◆ **PROMPT**: Pick out every line in the data below that holds "Front".

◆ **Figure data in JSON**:
════════════════════
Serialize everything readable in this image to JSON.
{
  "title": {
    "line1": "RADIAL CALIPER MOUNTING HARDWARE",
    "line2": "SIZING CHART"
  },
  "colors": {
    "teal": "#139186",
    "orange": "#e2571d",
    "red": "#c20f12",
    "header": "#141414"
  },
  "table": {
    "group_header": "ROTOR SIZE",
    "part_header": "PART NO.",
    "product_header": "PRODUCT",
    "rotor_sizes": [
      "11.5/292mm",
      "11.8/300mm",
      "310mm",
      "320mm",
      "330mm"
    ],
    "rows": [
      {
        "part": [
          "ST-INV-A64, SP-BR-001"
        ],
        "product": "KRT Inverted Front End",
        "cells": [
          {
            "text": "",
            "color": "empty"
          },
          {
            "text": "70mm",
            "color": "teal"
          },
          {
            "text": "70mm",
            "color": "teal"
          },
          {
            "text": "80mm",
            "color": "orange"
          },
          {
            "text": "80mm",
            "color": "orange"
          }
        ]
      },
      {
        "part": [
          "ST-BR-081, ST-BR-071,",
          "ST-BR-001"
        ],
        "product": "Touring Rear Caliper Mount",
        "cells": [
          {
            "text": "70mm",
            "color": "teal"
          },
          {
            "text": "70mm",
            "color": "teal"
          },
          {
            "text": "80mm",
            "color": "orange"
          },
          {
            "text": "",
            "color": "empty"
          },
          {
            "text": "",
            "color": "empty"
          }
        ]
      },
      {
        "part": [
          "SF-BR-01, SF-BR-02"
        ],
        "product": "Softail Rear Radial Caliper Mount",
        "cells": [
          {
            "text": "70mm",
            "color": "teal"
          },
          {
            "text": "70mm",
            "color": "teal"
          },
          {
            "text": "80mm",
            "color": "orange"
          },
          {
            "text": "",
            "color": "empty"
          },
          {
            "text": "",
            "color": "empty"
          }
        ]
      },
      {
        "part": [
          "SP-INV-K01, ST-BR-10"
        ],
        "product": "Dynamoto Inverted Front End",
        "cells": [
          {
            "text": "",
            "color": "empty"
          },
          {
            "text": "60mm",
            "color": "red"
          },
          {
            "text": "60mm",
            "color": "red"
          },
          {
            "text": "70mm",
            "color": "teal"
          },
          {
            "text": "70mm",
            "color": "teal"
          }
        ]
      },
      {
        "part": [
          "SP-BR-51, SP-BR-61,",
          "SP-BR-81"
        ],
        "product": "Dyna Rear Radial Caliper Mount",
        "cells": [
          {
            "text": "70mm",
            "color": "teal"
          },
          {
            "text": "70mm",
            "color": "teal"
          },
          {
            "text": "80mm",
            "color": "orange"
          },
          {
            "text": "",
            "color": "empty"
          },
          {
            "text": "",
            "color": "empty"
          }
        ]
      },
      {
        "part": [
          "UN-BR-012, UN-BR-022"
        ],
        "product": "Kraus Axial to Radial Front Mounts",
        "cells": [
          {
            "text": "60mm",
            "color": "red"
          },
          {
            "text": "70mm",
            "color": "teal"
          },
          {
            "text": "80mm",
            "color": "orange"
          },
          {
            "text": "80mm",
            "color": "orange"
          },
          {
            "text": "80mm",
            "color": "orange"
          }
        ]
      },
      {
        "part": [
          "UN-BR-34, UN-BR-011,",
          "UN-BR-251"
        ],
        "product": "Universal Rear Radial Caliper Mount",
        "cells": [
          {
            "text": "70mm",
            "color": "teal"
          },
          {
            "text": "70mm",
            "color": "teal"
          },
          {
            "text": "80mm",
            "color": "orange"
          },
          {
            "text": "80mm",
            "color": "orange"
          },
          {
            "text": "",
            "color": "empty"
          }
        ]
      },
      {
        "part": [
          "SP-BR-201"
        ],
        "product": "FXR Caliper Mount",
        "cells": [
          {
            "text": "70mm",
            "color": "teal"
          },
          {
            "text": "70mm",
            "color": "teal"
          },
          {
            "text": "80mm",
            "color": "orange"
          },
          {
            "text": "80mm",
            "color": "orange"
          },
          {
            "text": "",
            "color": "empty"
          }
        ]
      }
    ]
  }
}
════════════════════
◆ **SOLUTION TO THE PROBLEM**:
        "product": "KRT Inverted Front End",
        "product": "Dynamoto Inverted Front End",
        "product": "Kraus Axial to Radial Front Mounts",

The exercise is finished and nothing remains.